*Problem details*:
Transcribe all of the records word for word, but omit the pictures.
** Start of Dataset entries **
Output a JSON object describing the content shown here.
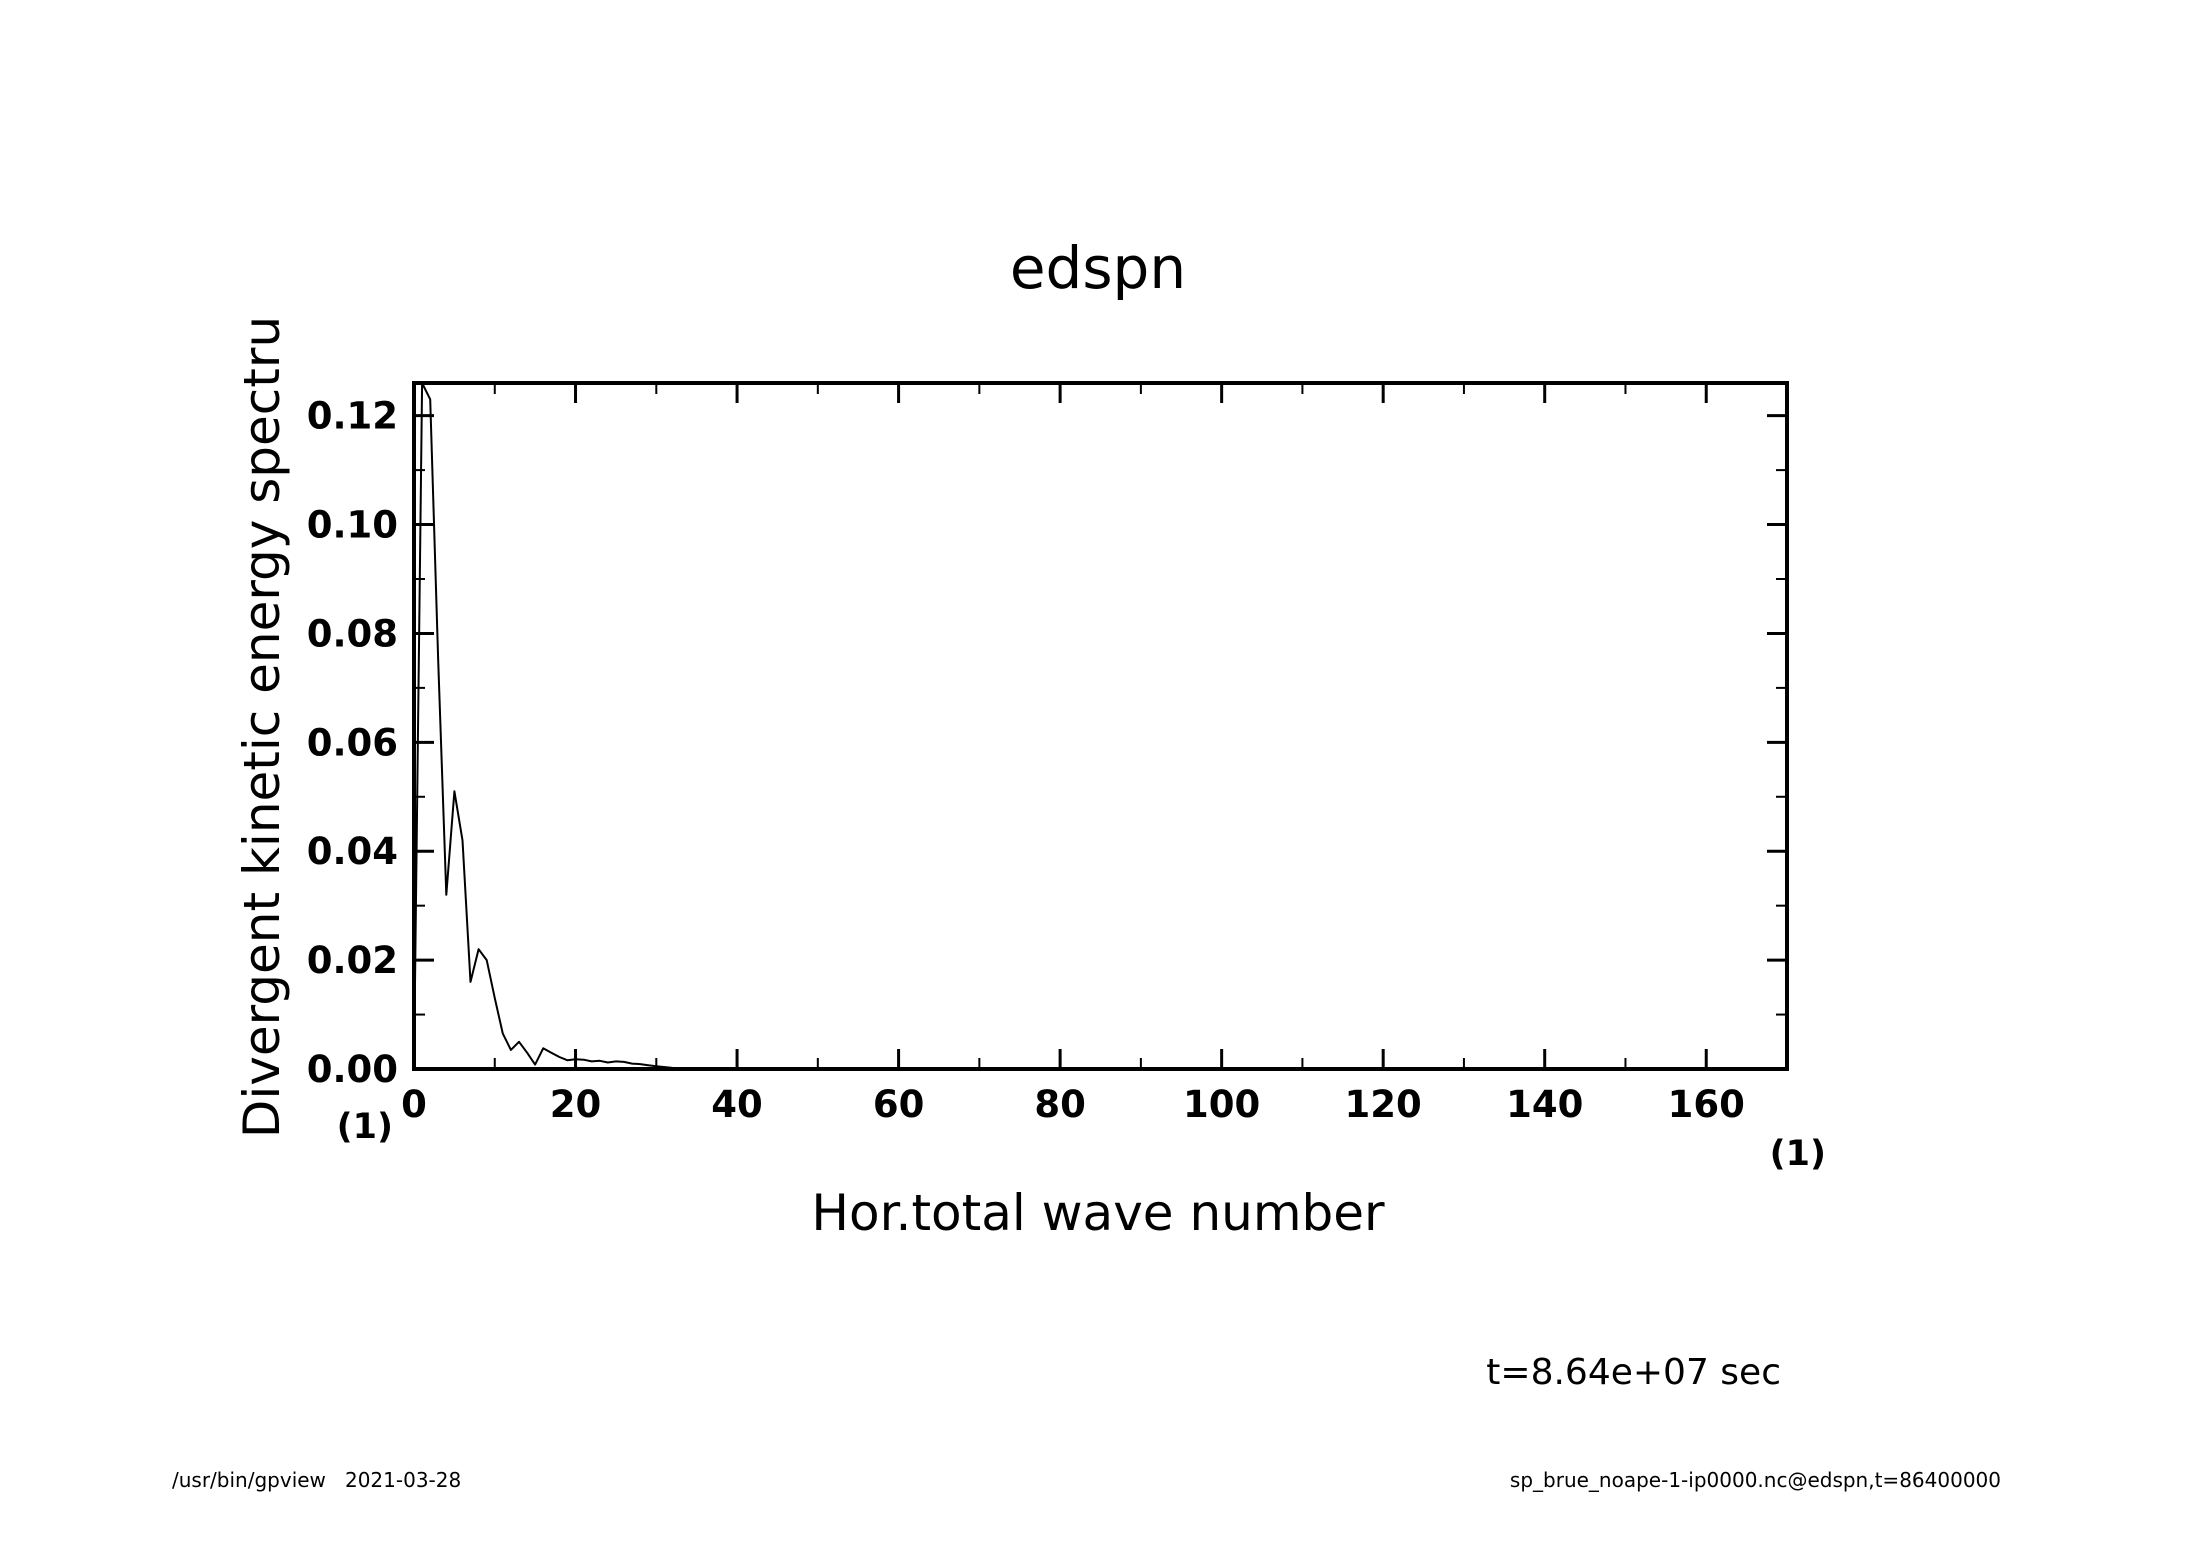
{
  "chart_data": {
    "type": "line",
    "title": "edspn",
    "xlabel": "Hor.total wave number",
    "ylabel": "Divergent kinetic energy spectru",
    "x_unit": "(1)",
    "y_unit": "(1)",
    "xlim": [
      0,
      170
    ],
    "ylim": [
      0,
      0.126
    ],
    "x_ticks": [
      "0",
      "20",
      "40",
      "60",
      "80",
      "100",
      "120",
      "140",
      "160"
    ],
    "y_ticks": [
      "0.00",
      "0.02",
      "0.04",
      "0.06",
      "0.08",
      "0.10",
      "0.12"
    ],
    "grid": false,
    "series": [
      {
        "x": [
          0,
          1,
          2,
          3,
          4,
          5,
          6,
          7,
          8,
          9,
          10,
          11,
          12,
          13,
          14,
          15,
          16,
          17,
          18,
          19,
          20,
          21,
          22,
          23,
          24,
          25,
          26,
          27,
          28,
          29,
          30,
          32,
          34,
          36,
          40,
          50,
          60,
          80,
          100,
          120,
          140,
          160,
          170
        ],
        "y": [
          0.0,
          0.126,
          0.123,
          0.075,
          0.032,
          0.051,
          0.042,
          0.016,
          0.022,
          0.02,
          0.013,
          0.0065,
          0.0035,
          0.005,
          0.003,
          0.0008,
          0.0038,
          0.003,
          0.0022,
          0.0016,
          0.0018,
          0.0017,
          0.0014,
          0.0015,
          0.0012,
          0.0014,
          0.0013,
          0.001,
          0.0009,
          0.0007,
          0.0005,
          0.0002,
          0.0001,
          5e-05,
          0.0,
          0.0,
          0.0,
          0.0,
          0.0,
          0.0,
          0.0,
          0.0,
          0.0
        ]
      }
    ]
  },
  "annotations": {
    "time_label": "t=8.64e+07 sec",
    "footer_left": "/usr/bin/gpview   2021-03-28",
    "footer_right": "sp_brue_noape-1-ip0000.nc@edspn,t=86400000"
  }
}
** End of Dataset entries **
*Expected output*:
Output a JSON object describing the content shown here.
{
  "chart_data": {
    "type": "line",
    "title": "edspn",
    "xlabel": "Hor.total wave number",
    "ylabel": "Divergent kinetic energy spectru",
    "x_unit": "(1)",
    "y_unit": "(1)",
    "xlim": [
      0,
      170
    ],
    "ylim": [
      0,
      0.126
    ],
    "x_ticks": [
      "0",
      "20",
      "40",
      "60",
      "80",
      "100",
      "120",
      "140",
      "160"
    ],
    "y_ticks": [
      "0.00",
      "0.02",
      "0.04",
      "0.06",
      "0.08",
      "0.10",
      "0.12"
    ],
    "grid": false,
    "series": [
      {
        "x": [
          0,
          1,
          2,
          3,
          4,
          5,
          6,
          7,
          8,
          9,
          10,
          11,
          12,
          13,
          14,
          15,
          16,
          17,
          18,
          19,
          20,
          21,
          22,
          23,
          24,
          25,
          26,
          27,
          28,
          29,
          30,
          32,
          34,
          36,
          40,
          50,
          60,
          80,
          100,
          120,
          140,
          160,
          170
        ],
        "y": [
          0.0,
          0.126,
          0.123,
          0.075,
          0.032,
          0.051,
          0.042,
          0.016,
          0.022,
          0.02,
          0.013,
          0.0065,
          0.0035,
          0.005,
          0.003,
          0.0008,
          0.0038,
          0.003,
          0.0022,
          0.0016,
          0.0018,
          0.0017,
          0.0014,
          0.0015,
          0.0012,
          0.0014,
          0.0013,
          0.001,
          0.0009,
          0.0007,
          0.0005,
          0.0002,
          0.0001,
          5e-05,
          0.0,
          0.0,
          0.0,
          0.0,
          0.0,
          0.0,
          0.0,
          0.0,
          0.0
        ]
      }
    ]
  },
  "annotations": {
    "time_label": "t=8.64e+07 sec",
    "footer_left": "/usr/bin/gpview   2021-03-28",
    "footer_right": "sp_brue_noape-1-ip0000.nc@edspn,t=86400000"
  }
}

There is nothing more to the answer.